# Given request
Leave out the pictures and repeat every record exactly.

# Data records
+ + + + + + +

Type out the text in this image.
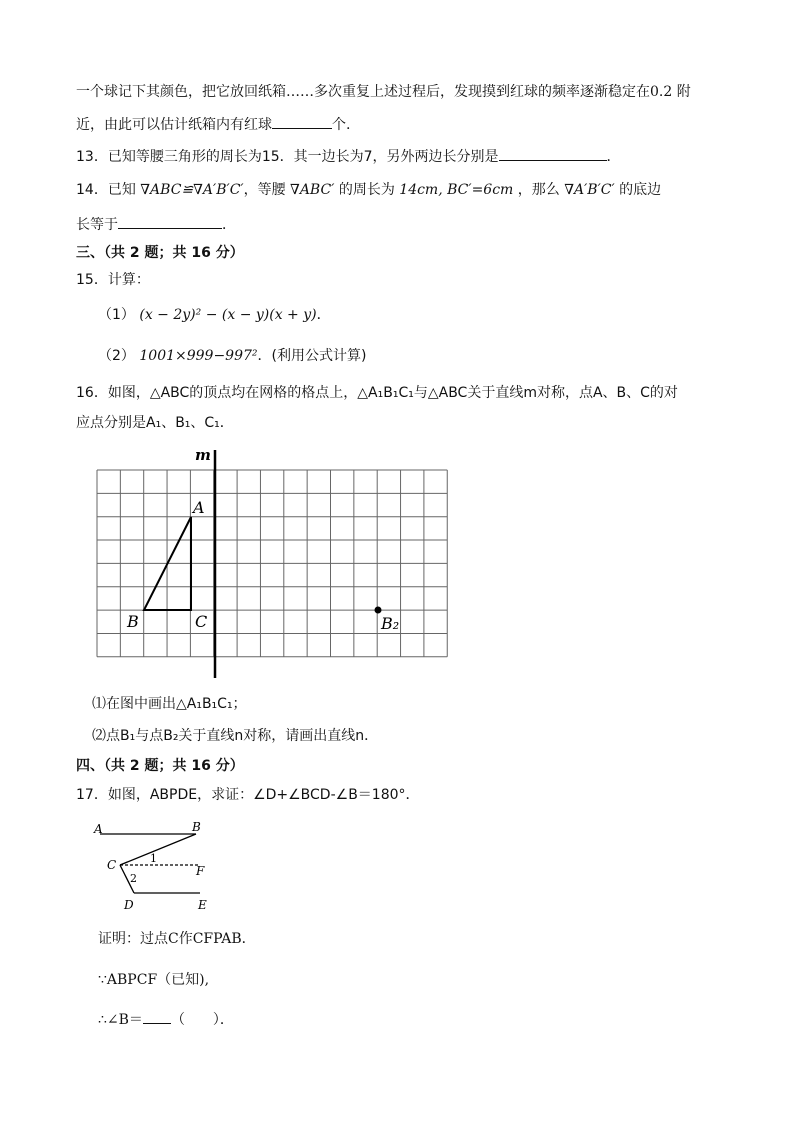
一个球记下其颜色，把它放回纸箱……多次重复上述过程后，发现摸到红球的频率逐渐稳定在0.2 附
近，由此可以估计纸箱内有红球	个.
13．已知等腰三角形的周长为15．其一边长为7，另外两边长分别是	．
14．已知 ∇ABC≌∇A′B′C′，等腰 ∇ABC′ 的周长为 14cm, BC′=6cm ，那么 ∇A′B′C′ 的底边
长等于	．
三、（共 2 题；共 16 分）
15．计算：
（1） (x − 2y)² − (x − y)(x + y)．
（2） 1001×999−997²．(利用公式计算)
16．如图，△ABC的顶点均在网格的格点上，△A₁B₁C₁与△ABC关于直线m对称，点A、B、C的对
应点分别是A₁、B₁、C₁．
m
A
B	C	B₂
⑴在图中画出△A₁B₁C₁；
⑵点B₁与点B₂关于直线n对称，请画出直线n．
四、（共 2 题；共 16 分）
17．如图，ABPDE，求证：∠D+∠BCD-∠B＝180°．
A	B
C	F
D	E
1
2
证明：过点C作CFPAB．
∵ABPCF（已知),
∴∠B＝ （　　）．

+ + + + + + +

# Solved exercise
Type out the text in this image.
一个球记下其颜色，把它放回纸箱……多次重复上述过程后，发现摸到红球的频率逐渐稳定在0.2 附
近，由此可以估计纸箱内有红球	个.
13．已知等腰三角形的周长为15．其一边长为7，另外两边长分别是	．
14．已知 ∇ABC≌∇A′B′C′，等腰 ∇ABC′ 的周长为 14cm, BC′=6cm ，那么 ∇A′B′C′ 的底边
长等于	．
三、（共 2 题；共 16 分）
15．计算：
（1） (x − 2y)² − (x − y)(x + y)．
（2） 1001×999−997²．(利用公式计算)
16．如图，△ABC的顶点均在网格的格点上，△A₁B₁C₁与△ABC关于直线m对称，点A、B、C的对
应点分别是A₁、B₁、C₁．
m
A
B	C	B₂
⑴在图中画出△A₁B₁C₁；
⑵点B₁与点B₂关于直线n对称，请画出直线n．
四、（共 2 题；共 16 分）
17．如图，ABPDE，求证：∠D+∠BCD-∠B＝180°．
A	B
C	F
D	E
1
2
证明：过点C作CFPAB．
∵ABPCF（已知),
∴∠B＝ （　　）．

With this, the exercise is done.